What to work on -
Gather all lines with "将两个种群置于相同环境条件下" from the records.

━━━━━ Supplied data ━━━━━

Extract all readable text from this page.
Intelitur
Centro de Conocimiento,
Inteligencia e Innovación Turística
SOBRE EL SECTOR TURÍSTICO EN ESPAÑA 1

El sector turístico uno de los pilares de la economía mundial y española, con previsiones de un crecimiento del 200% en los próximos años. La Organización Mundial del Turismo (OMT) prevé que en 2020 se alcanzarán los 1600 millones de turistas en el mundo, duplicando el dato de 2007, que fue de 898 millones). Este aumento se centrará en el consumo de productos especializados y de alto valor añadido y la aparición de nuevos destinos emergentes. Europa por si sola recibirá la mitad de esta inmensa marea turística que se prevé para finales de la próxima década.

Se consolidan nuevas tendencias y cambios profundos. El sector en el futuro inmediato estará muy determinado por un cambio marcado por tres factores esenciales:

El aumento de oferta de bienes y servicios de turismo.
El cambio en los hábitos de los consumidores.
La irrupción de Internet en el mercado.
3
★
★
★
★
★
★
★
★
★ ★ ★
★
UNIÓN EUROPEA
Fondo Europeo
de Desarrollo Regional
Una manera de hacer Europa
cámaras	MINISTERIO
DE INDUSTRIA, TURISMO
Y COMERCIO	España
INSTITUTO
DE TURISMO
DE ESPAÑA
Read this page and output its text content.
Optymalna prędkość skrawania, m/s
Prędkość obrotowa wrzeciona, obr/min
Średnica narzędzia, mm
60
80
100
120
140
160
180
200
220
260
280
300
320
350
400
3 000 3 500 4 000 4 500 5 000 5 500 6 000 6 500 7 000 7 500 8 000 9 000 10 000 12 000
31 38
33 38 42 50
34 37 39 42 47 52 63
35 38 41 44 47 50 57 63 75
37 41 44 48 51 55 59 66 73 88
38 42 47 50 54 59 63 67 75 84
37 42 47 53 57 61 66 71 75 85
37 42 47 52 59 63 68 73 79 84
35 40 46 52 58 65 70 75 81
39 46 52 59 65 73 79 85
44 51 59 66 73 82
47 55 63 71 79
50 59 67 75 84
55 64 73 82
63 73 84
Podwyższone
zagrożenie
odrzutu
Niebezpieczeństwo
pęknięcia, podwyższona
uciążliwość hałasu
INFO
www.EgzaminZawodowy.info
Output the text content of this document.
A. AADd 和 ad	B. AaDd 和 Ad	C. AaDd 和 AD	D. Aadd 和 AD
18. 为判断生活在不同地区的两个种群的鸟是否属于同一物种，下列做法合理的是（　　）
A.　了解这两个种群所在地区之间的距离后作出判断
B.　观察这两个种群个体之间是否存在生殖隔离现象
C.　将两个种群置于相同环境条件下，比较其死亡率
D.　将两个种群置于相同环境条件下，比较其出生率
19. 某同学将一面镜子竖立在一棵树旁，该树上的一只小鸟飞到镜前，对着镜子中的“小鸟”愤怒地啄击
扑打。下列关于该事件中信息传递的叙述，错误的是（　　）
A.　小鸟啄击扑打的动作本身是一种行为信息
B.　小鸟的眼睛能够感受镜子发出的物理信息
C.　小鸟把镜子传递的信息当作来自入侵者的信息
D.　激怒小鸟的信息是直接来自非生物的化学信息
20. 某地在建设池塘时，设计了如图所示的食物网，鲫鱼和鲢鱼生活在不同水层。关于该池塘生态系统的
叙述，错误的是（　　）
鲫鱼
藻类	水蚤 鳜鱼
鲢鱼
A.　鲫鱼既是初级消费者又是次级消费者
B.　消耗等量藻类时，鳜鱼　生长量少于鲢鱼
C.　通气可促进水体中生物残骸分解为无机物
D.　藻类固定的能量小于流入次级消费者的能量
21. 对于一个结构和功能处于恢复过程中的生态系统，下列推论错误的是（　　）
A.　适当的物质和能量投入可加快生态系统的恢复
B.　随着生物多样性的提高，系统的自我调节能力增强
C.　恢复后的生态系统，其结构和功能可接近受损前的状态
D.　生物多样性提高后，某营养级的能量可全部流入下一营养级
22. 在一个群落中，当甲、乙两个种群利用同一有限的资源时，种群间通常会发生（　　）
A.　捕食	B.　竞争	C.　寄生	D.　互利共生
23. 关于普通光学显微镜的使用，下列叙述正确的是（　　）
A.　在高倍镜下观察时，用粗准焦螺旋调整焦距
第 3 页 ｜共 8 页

━━━━━

Solution to this exercise -
C.　将两个种群置于相同环境条件下，比较其死亡率
D.　将两个种群置于相同环境条件下，比较其出生率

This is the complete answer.